**Records from a data collection:**
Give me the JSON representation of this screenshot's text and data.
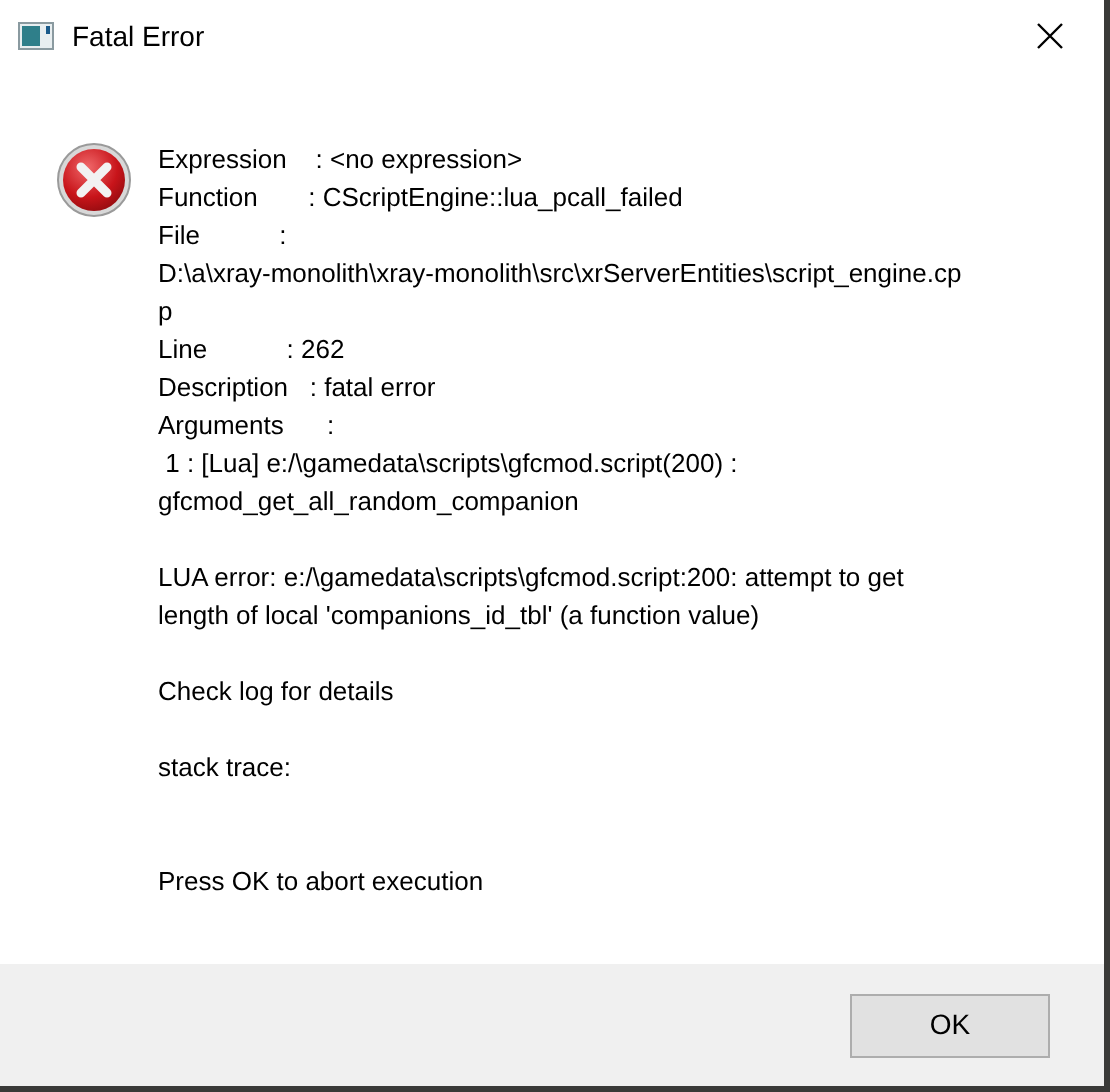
{
  "window": {
    "title": "Fatal Error"
  },
  "message": [
    {
      "lines": [
        "Expression    : <no expression>",
        "Function       : CScriptEngine::lua_pcall_failed",
        "File           :",
        "D:\\a\\xray-monolith\\xray-monolith\\src\\xrServerEntities\\script_engine.cp",
        "p",
        "Line           : 262",
        "Description   : fatal error",
        "Arguments      :",
        " 1 : [Lua] e:/\\gamedata\\scripts\\gfcmod.script(200) :",
        "gfcmod_get_all_random_companion"
      ]
    },
    {
      "lines": [
        "LUA error: e:/\\gamedata\\scripts\\gfcmod.script:200: attempt to get",
        "length of local 'companions_id_tbl' (a function value)"
      ]
    },
    {
      "lines": [
        "Check log for details"
      ]
    },
    {
      "lines": [
        "stack trace:"
      ]
    },
    {
      "lines": [
        "Press OK to abort execution"
      ]
    }
  ],
  "buttons": [
    "OK"
  ]
}
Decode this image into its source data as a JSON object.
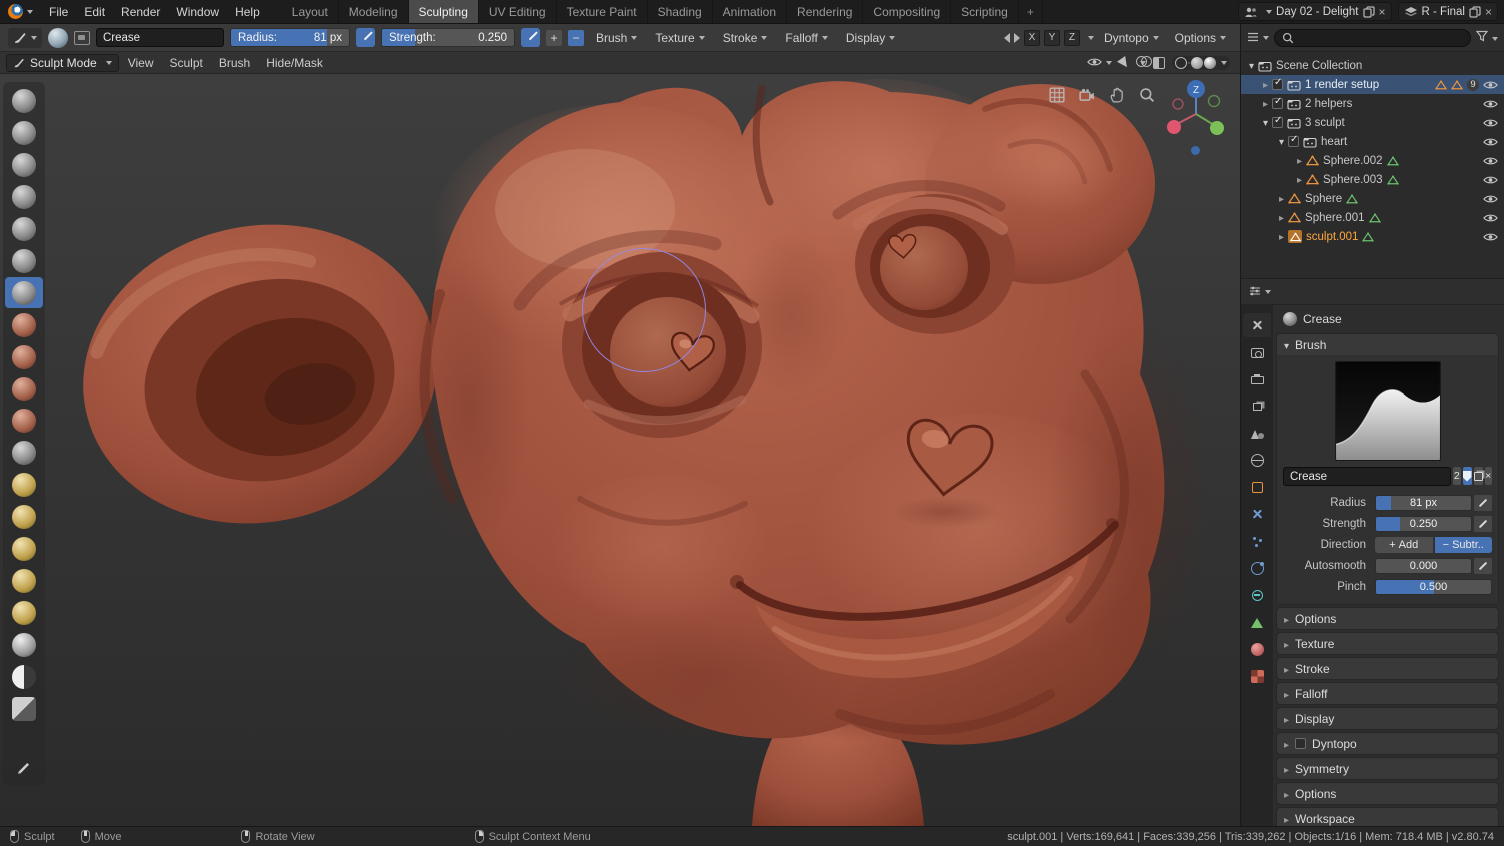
{
  "topbar": {
    "menus": [
      {
        "label": "File"
      },
      {
        "label": "Edit"
      },
      {
        "label": "Render"
      },
      {
        "label": "Window"
      },
      {
        "label": "Help"
      }
    ],
    "workspaces": [
      {
        "label": "Layout"
      },
      {
        "label": "Modeling"
      },
      {
        "label": "Sculpting"
      },
      {
        "label": "UV Editing"
      },
      {
        "label": "Texture Paint"
      },
      {
        "label": "Shading"
      },
      {
        "label": "Animation"
      },
      {
        "label": "Rendering"
      },
      {
        "label": "Compositing"
      },
      {
        "label": "Scripting"
      }
    ],
    "active_workspace": "Sculpting",
    "new_workspace_label": "+",
    "scene_name": "Day 02 - Delight",
    "view_layer_name": "R - Final"
  },
  "tool_header": {
    "brush_name": "Crease",
    "radius_label": "Radius:",
    "radius_value": "81 px",
    "radius_fill_pct": 81,
    "strength_label": "Strength:",
    "strength_value": "0.250",
    "strength_fill_pct": 25,
    "plus_label": "+",
    "minus_label": "−",
    "menus": [
      {
        "label": "Brush"
      },
      {
        "label": "Texture"
      },
      {
        "label": "Stroke"
      },
      {
        "label": "Falloff"
      },
      {
        "label": "Display"
      }
    ],
    "mirror_axes": [
      {
        "label": "X"
      },
      {
        "label": "Y"
      },
      {
        "label": "Z"
      }
    ],
    "dyntopo_label": "Dyntopo",
    "options_label": "Options"
  },
  "mode_header": {
    "mode_label": "Sculpt Mode",
    "menus": [
      {
        "label": "View"
      },
      {
        "label": "Sculpt"
      },
      {
        "label": "Brush"
      },
      {
        "label": "Hide/Mask"
      }
    ]
  },
  "toolbar": {
    "active_brush": "Crease",
    "brushes": [
      {
        "name": "Draw"
      },
      {
        "name": "Clay"
      },
      {
        "name": "Clay Strips"
      },
      {
        "name": "Layer"
      },
      {
        "name": "Inflate"
      },
      {
        "name": "Blob"
      },
      {
        "name": "Crease"
      },
      {
        "name": "Smooth"
      },
      {
        "name": "Flatten"
      },
      {
        "name": "Fill"
      },
      {
        "name": "Scrape"
      },
      {
        "name": "Pinch"
      },
      {
        "name": "Grab"
      },
      {
        "name": "Elastic Deform"
      },
      {
        "name": "Snake Hook"
      },
      {
        "name": "Thumb"
      },
      {
        "name": "Nudge"
      },
      {
        "name": "Rotate"
      },
      {
        "name": "Simplify"
      },
      {
        "name": "Mask"
      },
      {
        "name": "Annotate"
      }
    ]
  },
  "viewport": {
    "gizmo_z_label": "Z"
  },
  "outliner": {
    "root_label": "Scene Collection",
    "items": [
      {
        "label": "1 render setup",
        "badge": "9"
      },
      {
        "label": "2 helpers"
      },
      {
        "label": "3 sculpt"
      },
      {
        "label": "heart"
      },
      {
        "label": "Sphere.002"
      },
      {
        "label": "Sphere.003"
      },
      {
        "label": "Sphere"
      },
      {
        "label": "Sphere.001"
      },
      {
        "label": "sculpt.001"
      }
    ]
  },
  "properties": {
    "breadcrumb_brush": "Crease",
    "panels": {
      "brush": "Brush",
      "options": "Options",
      "texture": "Texture",
      "stroke": "Stroke",
      "falloff": "Falloff",
      "display": "Display",
      "dyntopo": "Dyntopo",
      "symmetry": "Symmetry",
      "options2": "Options",
      "workspace": "Workspace"
    },
    "brush_name_field": "Crease",
    "brush_users_count": "2",
    "radius_label": "Radius",
    "radius_value": "81 px",
    "strength_label": "Strength",
    "strength_value": "0.250",
    "direction_label": "Direction",
    "plus_glyph": "+",
    "minus_glyph": "−",
    "direction_add": "Add",
    "direction_subtract": "Subtr..",
    "autosmooth_label": "Autosmooth",
    "autosmooth_value": "0.000",
    "pinch_label": "Pinch",
    "pinch_value": "0.500"
  },
  "status_bar": {
    "hints": [
      {
        "label": "Sculpt"
      },
      {
        "label": "Move"
      },
      {
        "label": "Rotate View"
      },
      {
        "label": "Sculpt Context Menu"
      }
    ],
    "stats": "sculpt.001 | Verts:169,641 | Faces:339,256 | Tris:339,262 | Objects:1/16 | Mem: 718.4 MB | v2.80.74"
  },
  "colors": {
    "accent": "#4772b3",
    "active_object": "#ffa83c",
    "clay_base": "#9c4f3b",
    "cursor": "#8d82e0"
  }
}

**INSTRUCTIONS TO FOLLOW:** In the entries above, count each line with "Options"; reply with the total only.

**EXPECTED ANSWER:** 3